◆ **Written task**:
Transcribe all of the data exactly. Omit the pictures.

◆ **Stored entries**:
┌──

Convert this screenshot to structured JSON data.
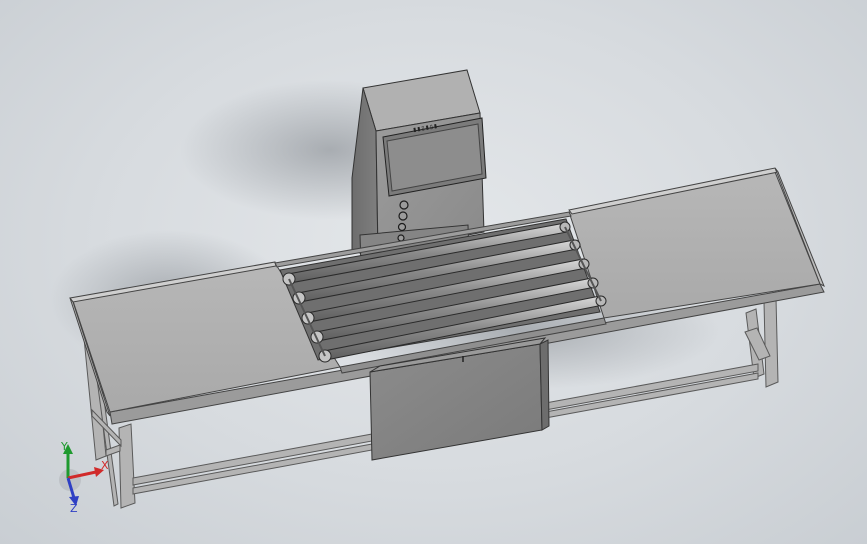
{
  "viewport": {
    "background_colors": [
      "#e4e7ea",
      "#c9ced3"
    ],
    "model_color": "#a6a6a6"
  },
  "cabinet": {
    "logo_text": "▮▮▯▮▯▮"
  },
  "triad": {
    "x_label": "X",
    "y_label": "Y",
    "z_label": "Z",
    "x_color": "#d12a2a",
    "y_color": "#1f9a2f",
    "z_color": "#2e3fc4"
  }
}
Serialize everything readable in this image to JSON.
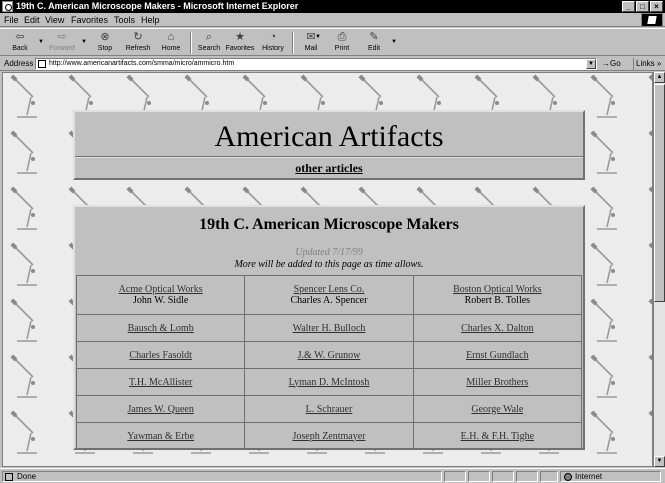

└──

◆ **Final result**:
Convert this screenshot to structured JSON data.
{
  "viewport": {
    "background_colors": [
      "#e4e7ea",
      "#c9ced3"
    ],
    "model_color": "#a6a6a6"
  },
  "cabinet": {
    "logo_text": "▮▮▯▮▯▮"
  },
  "triad": {
    "x_label": "X",
    "y_label": "Y",
    "z_label": "Z",
    "x_color": "#d12a2a",
    "y_color": "#1f9a2f",
    "z_color": "#2e3fc4"
  }
}
Serialize everything readable in this image to JSON.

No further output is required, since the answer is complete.